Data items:
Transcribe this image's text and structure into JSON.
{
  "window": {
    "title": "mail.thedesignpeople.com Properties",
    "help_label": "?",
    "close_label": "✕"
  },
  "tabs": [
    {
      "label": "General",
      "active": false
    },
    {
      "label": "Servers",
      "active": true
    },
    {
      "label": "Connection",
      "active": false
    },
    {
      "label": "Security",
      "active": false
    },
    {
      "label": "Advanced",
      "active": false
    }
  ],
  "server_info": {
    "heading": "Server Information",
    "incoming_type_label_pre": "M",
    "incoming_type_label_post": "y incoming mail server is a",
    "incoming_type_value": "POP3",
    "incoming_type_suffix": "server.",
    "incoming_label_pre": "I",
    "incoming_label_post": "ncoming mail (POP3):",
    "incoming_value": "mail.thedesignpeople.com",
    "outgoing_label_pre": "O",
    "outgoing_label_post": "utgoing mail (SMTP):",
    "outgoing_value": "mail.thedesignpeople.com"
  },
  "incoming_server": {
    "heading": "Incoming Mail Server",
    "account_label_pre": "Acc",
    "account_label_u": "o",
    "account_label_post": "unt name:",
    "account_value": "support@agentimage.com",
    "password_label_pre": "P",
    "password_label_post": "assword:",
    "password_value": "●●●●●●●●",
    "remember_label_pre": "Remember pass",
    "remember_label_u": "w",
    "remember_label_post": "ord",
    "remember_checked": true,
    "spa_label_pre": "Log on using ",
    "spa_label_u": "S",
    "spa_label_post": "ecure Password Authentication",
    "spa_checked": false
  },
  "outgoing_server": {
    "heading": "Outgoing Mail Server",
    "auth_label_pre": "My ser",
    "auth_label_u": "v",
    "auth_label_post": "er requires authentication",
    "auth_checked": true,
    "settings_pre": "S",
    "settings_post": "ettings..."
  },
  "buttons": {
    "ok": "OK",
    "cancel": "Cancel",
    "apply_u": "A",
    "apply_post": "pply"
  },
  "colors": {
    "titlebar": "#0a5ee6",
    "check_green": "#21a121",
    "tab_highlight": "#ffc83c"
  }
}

### Stated goal
Every record above needs to be repeated word for word.

### Complete answer
Transcribe this image's text and structure into JSON.
{
  "window": {
    "title": "mail.thedesignpeople.com Properties",
    "help_label": "?",
    "close_label": "✕"
  },
  "tabs": [
    {
      "label": "General",
      "active": false
    },
    {
      "label": "Servers",
      "active": true
    },
    {
      "label": "Connection",
      "active": false
    },
    {
      "label": "Security",
      "active": false
    },
    {
      "label": "Advanced",
      "active": false
    }
  ],
  "server_info": {
    "heading": "Server Information",
    "incoming_type_label_pre": "M",
    "incoming_type_label_post": "y incoming mail server is a",
    "incoming_type_value": "POP3",
    "incoming_type_suffix": "server.",
    "incoming_label_pre": "I",
    "incoming_label_post": "ncoming mail (POP3):",
    "incoming_value": "mail.thedesignpeople.com",
    "outgoing_label_pre": "O",
    "outgoing_label_post": "utgoing mail (SMTP):",
    "outgoing_value": "mail.thedesignpeople.com"
  },
  "incoming_server": {
    "heading": "Incoming Mail Server",
    "account_label_pre": "Acc",
    "account_label_u": "o",
    "account_label_post": "unt name:",
    "account_value": "support@agentimage.com",
    "password_label_pre": "P",
    "password_label_post": "assword:",
    "password_value": "●●●●●●●●",
    "remember_label_pre": "Remember pass",
    "remember_label_u": "w",
    "remember_label_post": "ord",
    "remember_checked": true,
    "spa_label_pre": "Log on using ",
    "spa_label_u": "S",
    "spa_label_post": "ecure Password Authentication",
    "spa_checked": false
  },
  "outgoing_server": {
    "heading": "Outgoing Mail Server",
    "auth_label_pre": "My ser",
    "auth_label_u": "v",
    "auth_label_post": "er requires authentication",
    "auth_checked": true,
    "settings_pre": "S",
    "settings_post": "ettings..."
  },
  "buttons": {
    "ok": "OK",
    "cancel": "Cancel",
    "apply_u": "A",
    "apply_post": "pply"
  },
  "colors": {
    "titlebar": "#0a5ee6",
    "check_green": "#21a121",
    "tab_highlight": "#ffc83c"
  }
}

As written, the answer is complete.